Data listing
◆ ◆ ◆ ◆

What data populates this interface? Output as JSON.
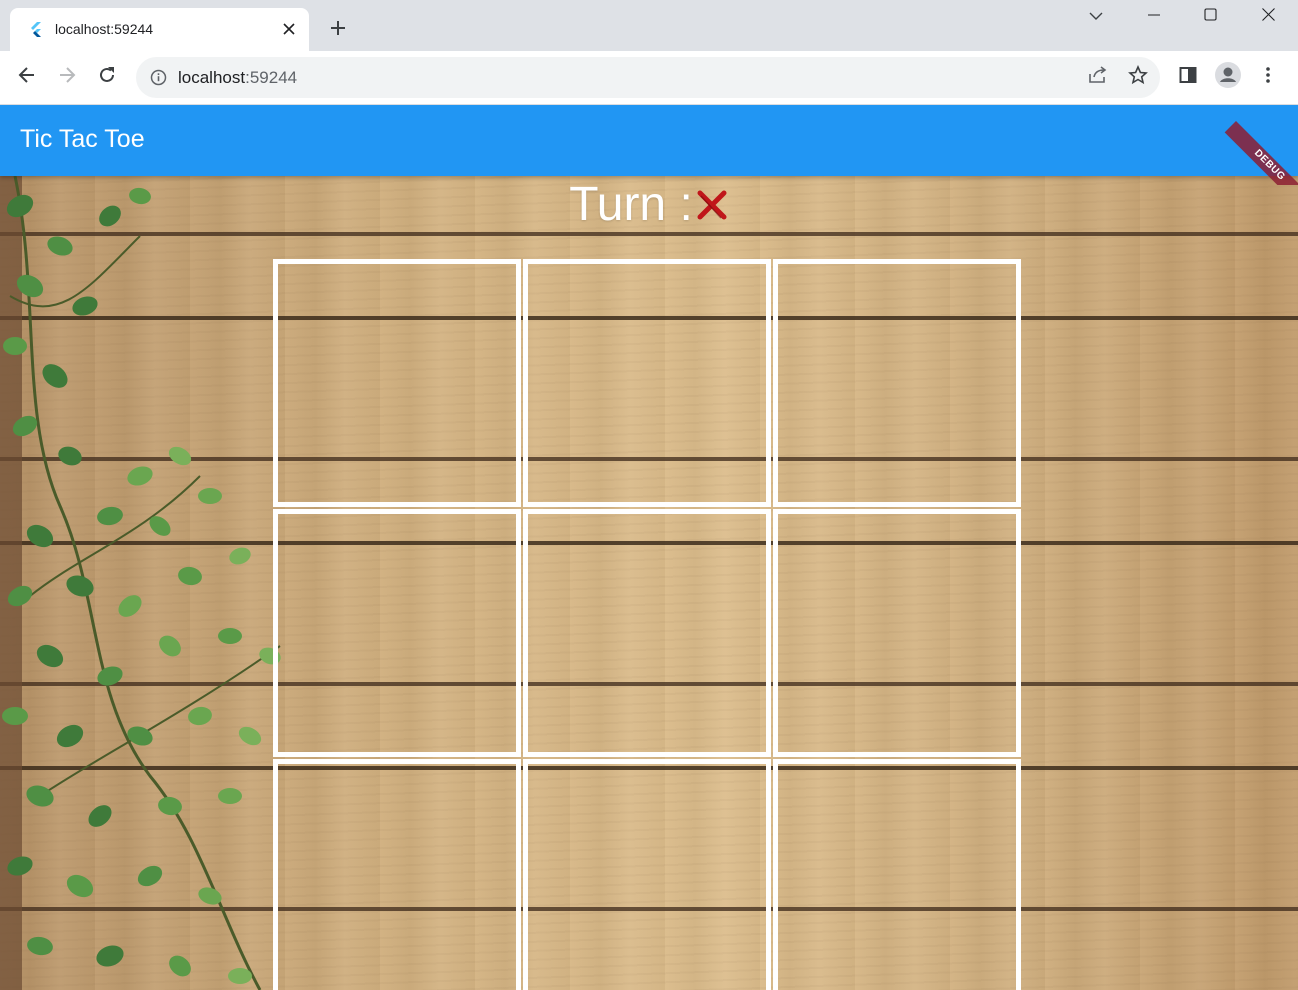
{
  "browser": {
    "tab": {
      "title": "localhost:59244",
      "favicon": "flutter-logo-icon",
      "close_icon": "close-icon"
    },
    "new_tab_icon": "plus-icon",
    "window_controls": [
      "chevron-down-icon",
      "minimize-icon",
      "maximize-icon",
      "close-icon"
    ],
    "toolbar": {
      "back_icon": "arrow-left-icon",
      "forward_icon": "arrow-right-icon",
      "reload_icon": "reload-icon",
      "address": {
        "host": "localhost",
        "port": ":59244",
        "info_icon": "info-icon"
      },
      "share_icon": "share-icon",
      "bookmark_icon": "star-icon",
      "side_panel_icon": "side-panel-icon",
      "profile_icon": "profile-icon",
      "menu_icon": "kebab-menu-icon"
    }
  },
  "app": {
    "title": "Tic Tac Toe",
    "bar_color": "#2196f3",
    "debug_banner": "DEBUG",
    "turn": {
      "label": "Turn :",
      "player_mark": "x-mark-icon",
      "player_color": "#c0161a"
    },
    "board": {
      "cells": [
        "",
        "",
        "",
        "",
        "",
        "",
        "",
        "",
        ""
      ]
    }
  }
}
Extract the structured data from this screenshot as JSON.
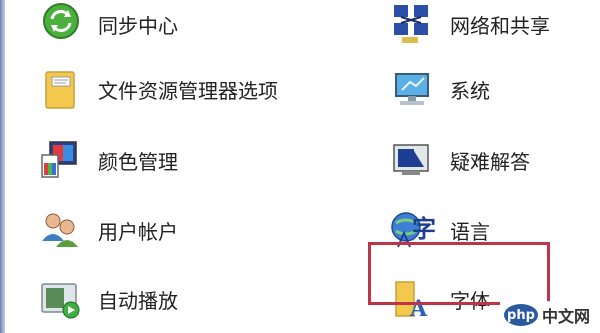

◆ ◆ ◆ ◆

* [WHAT TO WORK ON] All entries must be written out again exactly as given, with no pictures in the copy.

* [FINISHED ANSWER]
What data populates this interface? Output as JSON.
{
  "browser": {
    "tab": {
      "title": "localhost:59244",
      "favicon": "flutter-logo-icon",
      "close_icon": "close-icon"
    },
    "new_tab_icon": "plus-icon",
    "window_controls": [
      "chevron-down-icon",
      "minimize-icon",
      "maximize-icon",
      "close-icon"
    ],
    "toolbar": {
      "back_icon": "arrow-left-icon",
      "forward_icon": "arrow-right-icon",
      "reload_icon": "reload-icon",
      "address": {
        "host": "localhost",
        "port": ":59244",
        "info_icon": "info-icon"
      },
      "share_icon": "share-icon",
      "bookmark_icon": "star-icon",
      "side_panel_icon": "side-panel-icon",
      "profile_icon": "profile-icon",
      "menu_icon": "kebab-menu-icon"
    }
  },
  "app": {
    "title": "Tic Tac Toe",
    "bar_color": "#2196f3",
    "debug_banner": "DEBUG",
    "turn": {
      "label": "Turn :",
      "player_mark": "x-mark-icon",
      "player_color": "#c0161a"
    },
    "board": {
      "cells": [
        "",
        "",
        "",
        "",
        "",
        "",
        "",
        "",
        ""
      ]
    }
  }
}
Extract the structured data from this screenshot as JSON.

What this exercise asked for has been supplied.